____ PROVIDED DATA
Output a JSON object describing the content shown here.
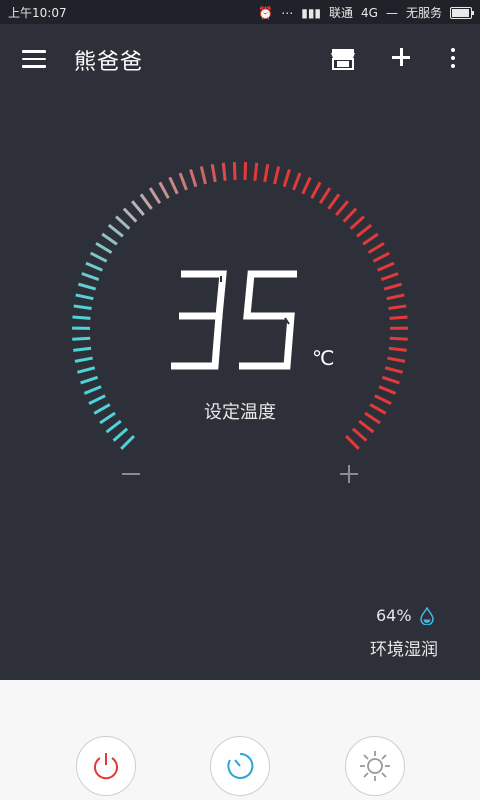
{
  "status_bar": {
    "time": "上午10:07",
    "carrier": "联通",
    "network": "4G",
    "no_service": "无服务"
  },
  "toolbar": {
    "title": "熊爸爸"
  },
  "thermostat": {
    "set_temperature": "35",
    "unit": "℃",
    "set_label": "设定温度",
    "colors": {
      "cool": "#4fd3d8",
      "warm": "#e23a3a",
      "mid": "#b7b7b7"
    }
  },
  "humidity": {
    "value": "64%",
    "label": "环境湿润",
    "icon": "water-drop-icon"
  },
  "controls": {
    "power_icon": "power-icon",
    "timer_icon": "timer-icon",
    "mode_icon": "sun-icon",
    "power_color": "#e03b3b",
    "timer_color": "#2aa6d6",
    "mode_color": "#9a9a9a"
  }
}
________
*WHAT IS NEEDED*
Read through the lines above and collect those that contain the string "icon".

*TASK OUTPUT*
    "icon": "water-drop-icon"
    "power_icon": "power-icon",
    "timer_icon": "timer-icon",
    "mode_icon": "sun-icon",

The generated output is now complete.